What you should do
Please copy every line of the records below that holds the word "text".

Data lines
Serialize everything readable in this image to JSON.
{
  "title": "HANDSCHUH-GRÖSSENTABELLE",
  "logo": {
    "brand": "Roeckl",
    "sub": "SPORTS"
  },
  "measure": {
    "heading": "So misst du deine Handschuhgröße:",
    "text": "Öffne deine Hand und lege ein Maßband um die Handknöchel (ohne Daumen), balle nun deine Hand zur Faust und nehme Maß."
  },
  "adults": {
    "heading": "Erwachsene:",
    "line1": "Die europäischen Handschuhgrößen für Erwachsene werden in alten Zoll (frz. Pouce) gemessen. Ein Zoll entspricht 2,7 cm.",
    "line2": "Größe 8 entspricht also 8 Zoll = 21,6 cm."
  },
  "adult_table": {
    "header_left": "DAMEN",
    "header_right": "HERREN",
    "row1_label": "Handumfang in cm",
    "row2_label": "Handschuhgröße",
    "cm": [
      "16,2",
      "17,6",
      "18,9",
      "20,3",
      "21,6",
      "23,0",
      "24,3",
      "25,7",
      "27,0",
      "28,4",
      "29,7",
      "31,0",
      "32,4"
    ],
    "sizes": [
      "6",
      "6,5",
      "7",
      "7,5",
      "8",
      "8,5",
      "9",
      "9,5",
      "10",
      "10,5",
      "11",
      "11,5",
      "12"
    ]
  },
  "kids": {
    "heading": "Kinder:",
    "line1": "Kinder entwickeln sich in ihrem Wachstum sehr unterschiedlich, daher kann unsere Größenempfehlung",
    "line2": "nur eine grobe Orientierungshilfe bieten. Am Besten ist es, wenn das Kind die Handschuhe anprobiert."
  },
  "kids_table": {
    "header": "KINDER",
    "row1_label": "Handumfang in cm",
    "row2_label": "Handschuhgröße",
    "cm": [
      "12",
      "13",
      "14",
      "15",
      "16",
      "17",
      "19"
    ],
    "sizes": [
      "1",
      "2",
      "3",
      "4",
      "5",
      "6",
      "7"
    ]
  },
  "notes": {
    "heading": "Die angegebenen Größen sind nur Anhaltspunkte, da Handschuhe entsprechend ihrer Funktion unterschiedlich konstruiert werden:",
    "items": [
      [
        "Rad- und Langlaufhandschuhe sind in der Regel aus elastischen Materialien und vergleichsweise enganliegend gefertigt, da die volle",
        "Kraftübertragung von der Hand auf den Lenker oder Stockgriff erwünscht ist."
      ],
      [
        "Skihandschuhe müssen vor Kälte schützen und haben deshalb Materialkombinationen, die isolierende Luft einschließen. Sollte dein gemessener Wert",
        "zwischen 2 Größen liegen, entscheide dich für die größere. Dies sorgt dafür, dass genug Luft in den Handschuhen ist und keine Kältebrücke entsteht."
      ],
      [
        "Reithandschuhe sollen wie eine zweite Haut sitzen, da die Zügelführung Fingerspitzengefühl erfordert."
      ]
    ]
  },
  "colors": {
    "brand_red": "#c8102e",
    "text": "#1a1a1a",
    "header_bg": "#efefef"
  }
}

Answer to this task
    "text": "Öffne deine Hand und lege ein Maßband um die Handknöchel (ohne Daumen), balle nun deine Hand zur Faust und nehme Maß."
    "text": "#1a1a1a",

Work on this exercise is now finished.